--- Start ---
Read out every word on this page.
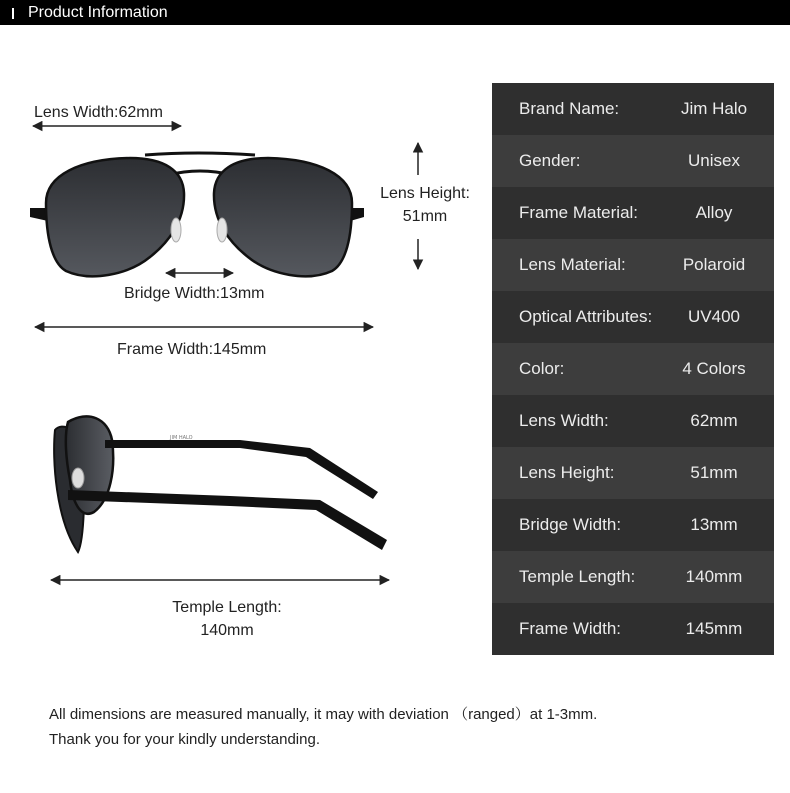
Product Information
Lens Width:62mm
Lens Height:
51mm
Bridge Width:13mm
Frame Width:145mm
JIM HALO
Temple Length:
140mm
Brand Name:	Jim Halo
Gender:	Unisex
Frame Material:	Alloy
Lens Material:	Polaroid
Optical Attributes:	UV400
Color:	4 Colors
Lens Width:	62mm
Lens Height:	51mm
Bridge Width:	13mm
Temple Length:	140mm
Frame Width:	145mm
All dimensions are measured manually, it may with deviation （ranged）at 1-3mm.
Thank you for your kindly understanding.
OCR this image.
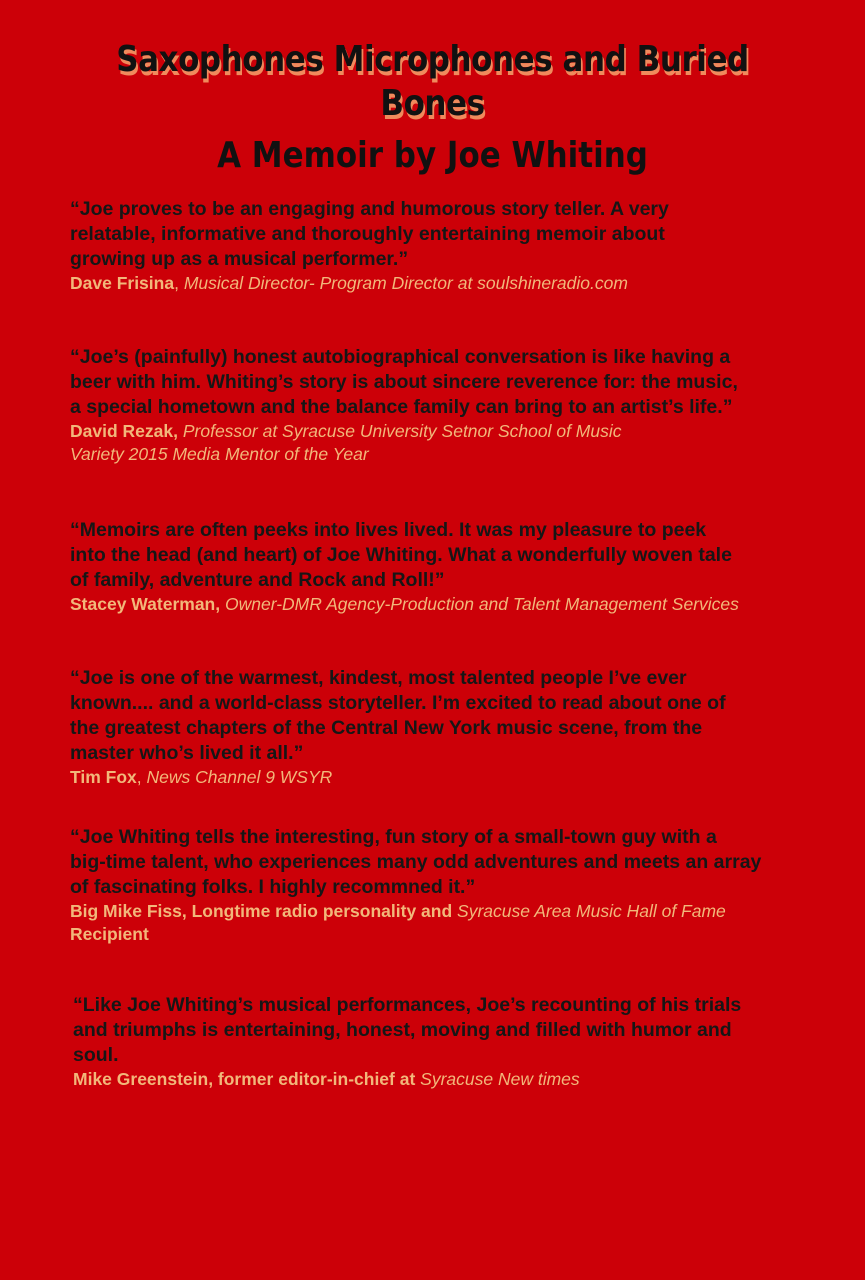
Saxophones Microphones and Buried Bones
A Memoir by Joe Whiting

“Joe proves to be an engaging and humorous story teller. A very
relatable, informative and thoroughly entertaining memoir about
growing up as a musical performer.”

Dave Frisina, Musical Director- Program Director at soulshineradio.com

“Joe’s (painfully) honest autobiographical conversation is like having a
beer with him. Whiting’s story is about sincere reverence for: the music,
a special hometown and the balance family can bring to an artist’s life.”

David Rezak, Professor at Syracuse University Setnor School of Music
Variety 2015 Media Mentor of the Year

“Memoirs are often peeks into lives lived. It was my pleasure to peek
into the head (and heart) of Joe Whiting. What a wonderfully woven tale
of family, adventure and Rock and Roll!”

Stacey Waterman, Owner-DMR Agency-Production and Talent Management Services

“Joe is one of the warmest, kindest, most talented people I’ve ever
known.... and a world-class storyteller. I’m excited to read about one of
the greatest chapters of the Central New York music scene, from the
master who’s lived it all.”

Tim Fox, News Channel 9 WSYR

“Joe Whiting tells the interesting, fun story of a small-town guy with a
big-time talent, who experiences many odd adventures and meets an array
of fascinating folks. I highly recommned it.”

Big Mike Fiss, Longtime radio personality and Syracuse Area Music Hall of Fame
Recipient

“Like Joe Whiting’s musical performances, Joe’s recounting of his trials
and triumphs is entertaining, honest, moving and filled with humor and
soul.

Mike Greenstein, former editor-in-chief at Syracuse New times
--- End ---
STATED EXERCISE:
In the entries above, locate every line with the word "Width" and copy it.

WRITTEN SOLUTION:
Lens Width:62mm
Bridge Width:13mm
Frame Width:145mm
Lens Width:	62mm
Bridge Width:	13mm
Frame Width:	145mm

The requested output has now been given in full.